**Given data:**
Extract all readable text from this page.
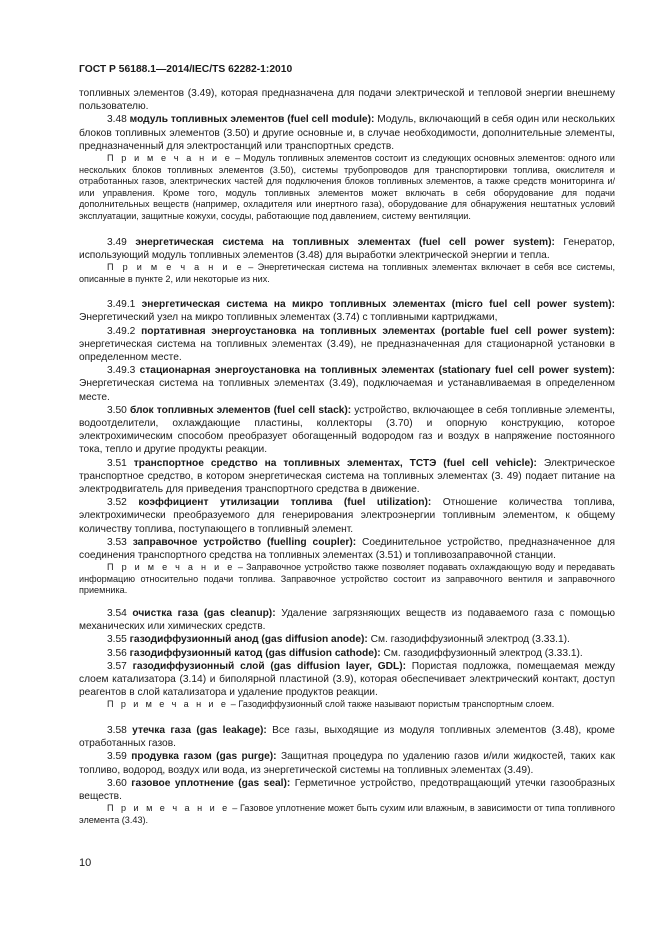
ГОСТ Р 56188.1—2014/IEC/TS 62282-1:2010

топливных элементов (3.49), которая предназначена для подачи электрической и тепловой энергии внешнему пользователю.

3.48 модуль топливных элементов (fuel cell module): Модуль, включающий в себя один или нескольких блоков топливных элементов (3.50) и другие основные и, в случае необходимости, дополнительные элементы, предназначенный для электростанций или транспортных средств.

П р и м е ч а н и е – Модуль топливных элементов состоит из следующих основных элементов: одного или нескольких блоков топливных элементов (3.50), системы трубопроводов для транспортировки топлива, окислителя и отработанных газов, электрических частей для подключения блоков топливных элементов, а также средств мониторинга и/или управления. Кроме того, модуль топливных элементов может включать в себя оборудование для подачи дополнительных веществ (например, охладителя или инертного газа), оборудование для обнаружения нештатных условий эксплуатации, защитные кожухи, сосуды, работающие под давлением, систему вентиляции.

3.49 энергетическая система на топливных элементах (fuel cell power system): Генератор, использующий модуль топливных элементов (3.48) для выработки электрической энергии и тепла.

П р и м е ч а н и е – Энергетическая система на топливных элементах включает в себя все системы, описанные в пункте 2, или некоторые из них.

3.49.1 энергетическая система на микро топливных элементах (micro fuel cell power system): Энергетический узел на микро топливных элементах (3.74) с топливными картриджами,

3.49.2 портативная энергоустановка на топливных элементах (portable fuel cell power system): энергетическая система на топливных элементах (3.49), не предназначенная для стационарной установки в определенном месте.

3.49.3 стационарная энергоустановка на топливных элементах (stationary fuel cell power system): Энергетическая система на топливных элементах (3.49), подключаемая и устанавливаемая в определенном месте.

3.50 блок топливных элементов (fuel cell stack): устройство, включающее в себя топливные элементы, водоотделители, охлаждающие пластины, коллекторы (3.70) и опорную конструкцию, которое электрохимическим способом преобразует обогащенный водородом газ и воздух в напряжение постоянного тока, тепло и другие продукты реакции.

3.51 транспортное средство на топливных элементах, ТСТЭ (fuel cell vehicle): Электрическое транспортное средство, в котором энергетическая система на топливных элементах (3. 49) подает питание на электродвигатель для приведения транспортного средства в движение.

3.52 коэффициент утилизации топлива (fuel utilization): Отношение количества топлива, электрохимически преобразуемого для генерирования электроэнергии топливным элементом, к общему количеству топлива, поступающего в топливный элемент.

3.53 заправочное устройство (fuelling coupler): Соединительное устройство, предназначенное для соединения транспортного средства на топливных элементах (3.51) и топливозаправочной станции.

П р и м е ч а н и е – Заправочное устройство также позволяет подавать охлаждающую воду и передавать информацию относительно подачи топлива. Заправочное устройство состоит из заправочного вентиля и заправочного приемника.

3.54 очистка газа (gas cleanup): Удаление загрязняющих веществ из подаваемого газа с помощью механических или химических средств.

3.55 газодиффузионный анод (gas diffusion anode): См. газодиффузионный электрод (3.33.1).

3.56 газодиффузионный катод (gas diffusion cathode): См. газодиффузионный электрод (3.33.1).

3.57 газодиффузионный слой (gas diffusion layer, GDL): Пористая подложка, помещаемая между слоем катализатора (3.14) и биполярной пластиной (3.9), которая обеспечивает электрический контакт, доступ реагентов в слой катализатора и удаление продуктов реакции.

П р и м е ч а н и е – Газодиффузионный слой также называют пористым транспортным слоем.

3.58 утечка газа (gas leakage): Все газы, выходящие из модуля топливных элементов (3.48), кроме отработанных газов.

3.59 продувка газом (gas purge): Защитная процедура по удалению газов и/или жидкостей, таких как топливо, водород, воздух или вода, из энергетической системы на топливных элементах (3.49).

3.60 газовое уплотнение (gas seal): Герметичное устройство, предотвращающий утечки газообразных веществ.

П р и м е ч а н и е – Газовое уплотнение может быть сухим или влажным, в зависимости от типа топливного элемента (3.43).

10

**Stated problem:** State how many lines hold the word "транспортного". The number is the whole answer.

**Written response:** 2